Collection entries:
/---

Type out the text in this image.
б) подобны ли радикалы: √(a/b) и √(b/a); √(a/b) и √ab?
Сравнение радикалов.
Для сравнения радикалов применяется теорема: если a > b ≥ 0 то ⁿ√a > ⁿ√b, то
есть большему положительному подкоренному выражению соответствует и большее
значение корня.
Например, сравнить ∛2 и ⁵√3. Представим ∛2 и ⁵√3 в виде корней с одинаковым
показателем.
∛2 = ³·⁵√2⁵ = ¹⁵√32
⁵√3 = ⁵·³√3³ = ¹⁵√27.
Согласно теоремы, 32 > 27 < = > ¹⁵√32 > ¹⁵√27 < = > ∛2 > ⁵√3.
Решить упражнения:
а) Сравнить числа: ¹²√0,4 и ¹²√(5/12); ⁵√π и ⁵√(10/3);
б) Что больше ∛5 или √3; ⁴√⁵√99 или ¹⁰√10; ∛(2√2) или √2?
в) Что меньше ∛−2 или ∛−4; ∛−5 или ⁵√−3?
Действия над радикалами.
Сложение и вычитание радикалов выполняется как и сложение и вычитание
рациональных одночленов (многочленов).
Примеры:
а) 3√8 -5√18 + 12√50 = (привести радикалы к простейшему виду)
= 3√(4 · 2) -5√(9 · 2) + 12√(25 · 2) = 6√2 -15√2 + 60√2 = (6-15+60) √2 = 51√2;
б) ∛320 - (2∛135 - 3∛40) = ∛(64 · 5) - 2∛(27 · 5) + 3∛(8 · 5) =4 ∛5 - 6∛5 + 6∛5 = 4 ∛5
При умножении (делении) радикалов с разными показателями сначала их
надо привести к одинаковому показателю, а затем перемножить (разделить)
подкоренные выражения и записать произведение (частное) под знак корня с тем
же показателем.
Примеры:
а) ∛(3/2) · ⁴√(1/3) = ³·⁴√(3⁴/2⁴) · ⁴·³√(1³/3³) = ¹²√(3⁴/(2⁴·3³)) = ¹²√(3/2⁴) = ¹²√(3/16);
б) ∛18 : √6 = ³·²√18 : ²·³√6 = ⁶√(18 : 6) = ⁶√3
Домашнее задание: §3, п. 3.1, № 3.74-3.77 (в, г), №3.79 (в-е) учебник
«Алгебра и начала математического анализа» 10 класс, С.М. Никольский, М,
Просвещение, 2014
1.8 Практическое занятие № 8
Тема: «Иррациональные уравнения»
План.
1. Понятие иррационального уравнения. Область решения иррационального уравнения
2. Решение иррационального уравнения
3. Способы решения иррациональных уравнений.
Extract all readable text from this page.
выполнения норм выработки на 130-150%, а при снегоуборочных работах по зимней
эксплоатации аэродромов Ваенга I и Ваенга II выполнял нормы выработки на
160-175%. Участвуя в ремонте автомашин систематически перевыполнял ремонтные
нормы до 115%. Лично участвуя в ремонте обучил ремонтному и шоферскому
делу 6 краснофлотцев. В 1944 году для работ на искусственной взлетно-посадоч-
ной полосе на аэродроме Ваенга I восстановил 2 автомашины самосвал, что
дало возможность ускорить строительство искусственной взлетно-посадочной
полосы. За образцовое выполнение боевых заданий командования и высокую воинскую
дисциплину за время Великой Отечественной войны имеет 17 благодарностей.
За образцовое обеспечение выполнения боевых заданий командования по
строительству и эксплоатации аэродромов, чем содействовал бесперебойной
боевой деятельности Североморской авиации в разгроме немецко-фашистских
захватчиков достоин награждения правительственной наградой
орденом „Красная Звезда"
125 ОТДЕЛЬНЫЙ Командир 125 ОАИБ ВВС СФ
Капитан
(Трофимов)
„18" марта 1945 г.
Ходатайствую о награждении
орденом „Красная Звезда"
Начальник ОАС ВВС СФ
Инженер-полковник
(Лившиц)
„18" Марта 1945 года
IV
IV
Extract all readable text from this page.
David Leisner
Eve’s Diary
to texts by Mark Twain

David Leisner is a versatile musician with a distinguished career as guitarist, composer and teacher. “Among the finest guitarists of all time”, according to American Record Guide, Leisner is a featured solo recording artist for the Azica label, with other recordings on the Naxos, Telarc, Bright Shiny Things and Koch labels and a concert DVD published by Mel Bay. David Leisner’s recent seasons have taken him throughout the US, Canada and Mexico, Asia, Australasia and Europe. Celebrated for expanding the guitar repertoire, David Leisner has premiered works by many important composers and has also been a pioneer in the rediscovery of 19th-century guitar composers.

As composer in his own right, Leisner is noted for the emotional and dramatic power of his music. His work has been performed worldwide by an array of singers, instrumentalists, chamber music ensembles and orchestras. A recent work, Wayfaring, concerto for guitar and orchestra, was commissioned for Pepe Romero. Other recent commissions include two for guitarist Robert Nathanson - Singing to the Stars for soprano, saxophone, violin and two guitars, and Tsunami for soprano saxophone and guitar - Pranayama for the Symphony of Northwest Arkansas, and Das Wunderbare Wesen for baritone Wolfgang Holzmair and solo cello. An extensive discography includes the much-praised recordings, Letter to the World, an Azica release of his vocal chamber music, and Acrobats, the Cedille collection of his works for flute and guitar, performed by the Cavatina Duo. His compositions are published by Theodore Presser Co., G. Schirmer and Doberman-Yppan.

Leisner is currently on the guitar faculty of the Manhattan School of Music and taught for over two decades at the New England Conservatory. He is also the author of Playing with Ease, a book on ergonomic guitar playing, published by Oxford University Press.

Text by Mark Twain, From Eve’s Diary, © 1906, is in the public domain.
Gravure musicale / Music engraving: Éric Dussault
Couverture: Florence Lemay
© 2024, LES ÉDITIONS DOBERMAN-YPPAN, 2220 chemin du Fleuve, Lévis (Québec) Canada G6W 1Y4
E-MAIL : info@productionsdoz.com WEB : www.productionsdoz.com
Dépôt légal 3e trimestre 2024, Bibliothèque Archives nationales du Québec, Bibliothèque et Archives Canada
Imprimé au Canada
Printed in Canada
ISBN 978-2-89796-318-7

\---

• **The request**
The records above should all be quoted exactly, please.

• **Exercise answer**
Type out the text in this image.
б) подобны ли радикалы: √(a/b) и √(b/a); √(a/b) и √ab?
Сравнение радикалов.
Для сравнения радикалов применяется теорема: если a > b ≥ 0 то ⁿ√a > ⁿ√b, то
есть большему положительному подкоренному выражению соответствует и большее
значение корня.
Например, сравнить ∛2 и ⁵√3. Представим ∛2 и ⁵√3 в виде корней с одинаковым
показателем.
∛2 = ³·⁵√2⁵ = ¹⁵√32
⁵√3 = ⁵·³√3³ = ¹⁵√27.
Согласно теоремы, 32 > 27 < = > ¹⁵√32 > ¹⁵√27 < = > ∛2 > ⁵√3.
Решить упражнения:
а) Сравнить числа: ¹²√0,4 и ¹²√(5/12); ⁵√π и ⁵√(10/3);
б) Что больше ∛5 или √3; ⁴√⁵√99 или ¹⁰√10; ∛(2√2) или √2?
в) Что меньше ∛−2 или ∛−4; ∛−5 или ⁵√−3?
Действия над радикалами.
Сложение и вычитание радикалов выполняется как и сложение и вычитание
рациональных одночленов (многочленов).
Примеры:
а) 3√8 -5√18 + 12√50 = (привести радикалы к простейшему виду)
= 3√(4 · 2) -5√(9 · 2) + 12√(25 · 2) = 6√2 -15√2 + 60√2 = (6-15+60) √2 = 51√2;
б) ∛320 - (2∛135 - 3∛40) = ∛(64 · 5) - 2∛(27 · 5) + 3∛(8 · 5) =4 ∛5 - 6∛5 + 6∛5 = 4 ∛5
При умножении (делении) радикалов с разными показателями сначала их
надо привести к одинаковому показателю, а затем перемножить (разделить)
подкоренные выражения и записать произведение (частное) под знак корня с тем
же показателем.
Примеры:
а) ∛(3/2) · ⁴√(1/3) = ³·⁴√(3⁴/2⁴) · ⁴·³√(1³/3³) = ¹²√(3⁴/(2⁴·3³)) = ¹²√(3/2⁴) = ¹²√(3/16);
б) ∛18 : √6 = ³·²√18 : ²·³√6 = ⁶√(18 : 6) = ⁶√3
Домашнее задание: §3, п. 3.1, № 3.74-3.77 (в, г), №3.79 (в-е) учебник
«Алгебра и начала математического анализа» 10 класс, С.М. Никольский, М,
Просвещение, 2014
1.8 Практическое занятие № 8
Тема: «Иррациональные уравнения»
План.
1. Понятие иррационального уравнения. Область решения иррационального уравнения
2. Решение иррационального уравнения
3. Способы решения иррациональных уравнений.
Extract all readable text from this page.
выполнения норм выработки на 130-150%, а при снегоуборочных работах по зимней
эксплоатации аэродромов Ваенга I и Ваенга II выполнял нормы выработки на
160-175%. Участвуя в ремонте автомашин систематически перевыполнял ремонтные
нормы до 115%. Лично участвуя в ремонте обучил ремонтному и шоферскому
делу 6 краснофлотцев. В 1944 году для работ на искусственной взлетно-посадоч-
ной полосе на аэродроме Ваенга I восстановил 2 автомашины самосвал, что
дало возможность ускорить строительство искусственной взлетно-посадочной
полосы. За образцовое выполнение боевых заданий командования и высокую воинскую
дисциплину за время Великой Отечественной войны имеет 17 благодарностей.
За образцовое обеспечение выполнения боевых заданий командования по
строительству и эксплоатации аэродромов, чем содействовал бесперебойной
боевой деятельности Североморской авиации в разгроме немецко-фашистских
захватчиков достоин награждения правительственной наградой
орденом „Красная Звезда"
125 ОТДЕЛЬНЫЙ Командир 125 ОАИБ ВВС СФ
Капитан
(Трофимов)
„18" марта 1945 г.
Ходатайствую о награждении
орденом „Красная Звезда"
Начальник ОАС ВВС СФ
Инженер-полковник
(Лившиц)
„18" Марта 1945 года
IV
IV
Extract all readable text from this page.
David Leisner
Eve’s Diary
to texts by Mark Twain

David Leisner is a versatile musician with a distinguished career as guitarist, composer and teacher. “Among the finest guitarists of all time”, according to American Record Guide, Leisner is a featured solo recording artist for the Azica label, with other recordings on the Naxos, Telarc, Bright Shiny Things and Koch labels and a concert DVD published by Mel Bay. David Leisner’s recent seasons have taken him throughout the US, Canada and Mexico, Asia, Australasia and Europe. Celebrated for expanding the guitar repertoire, David Leisner has premiered works by many important composers and has also been a pioneer in the rediscovery of 19th-century guitar composers.

As composer in his own right, Leisner is noted for the emotional and dramatic power of his music. His work has been performed worldwide by an array of singers, instrumentalists, chamber music ensembles and orchestras. A recent work, Wayfaring, concerto for guitar and orchestra, was commissioned for Pepe Romero. Other recent commissions include two for guitarist Robert Nathanson - Singing to the Stars for soprano, saxophone, violin and two guitars, and Tsunami for soprano saxophone and guitar - Pranayama for the Symphony of Northwest Arkansas, and Das Wunderbare Wesen for baritone Wolfgang Holzmair and solo cello. An extensive discography includes the much-praised recordings, Letter to the World, an Azica release of his vocal chamber music, and Acrobats, the Cedille collection of his works for flute and guitar, performed by the Cavatina Duo. His compositions are published by Theodore Presser Co., G. Schirmer and Doberman-Yppan.

Leisner is currently on the guitar faculty of the Manhattan School of Music and taught for over two decades at the New England Conservatory. He is also the author of Playing with Ease, a book on ergonomic guitar playing, published by Oxford University Press.

Text by Mark Twain, From Eve’s Diary, © 1906, is in the public domain.
Gravure musicale / Music engraving: Éric Dussault
Couverture: Florence Lemay
© 2024, LES ÉDITIONS DOBERMAN-YPPAN, 2220 chemin du Fleuve, Lévis (Québec) Canada G6W 1Y4
E-MAIL : info@productionsdoz.com WEB : www.productionsdoz.com
Dépôt légal 3e trimestre 2024, Bibliothèque Archives nationales du Québec, Bibliothèque et Archives Canada
Imprimé au Canada
Printed in Canada
ISBN 978-2-89796-318-7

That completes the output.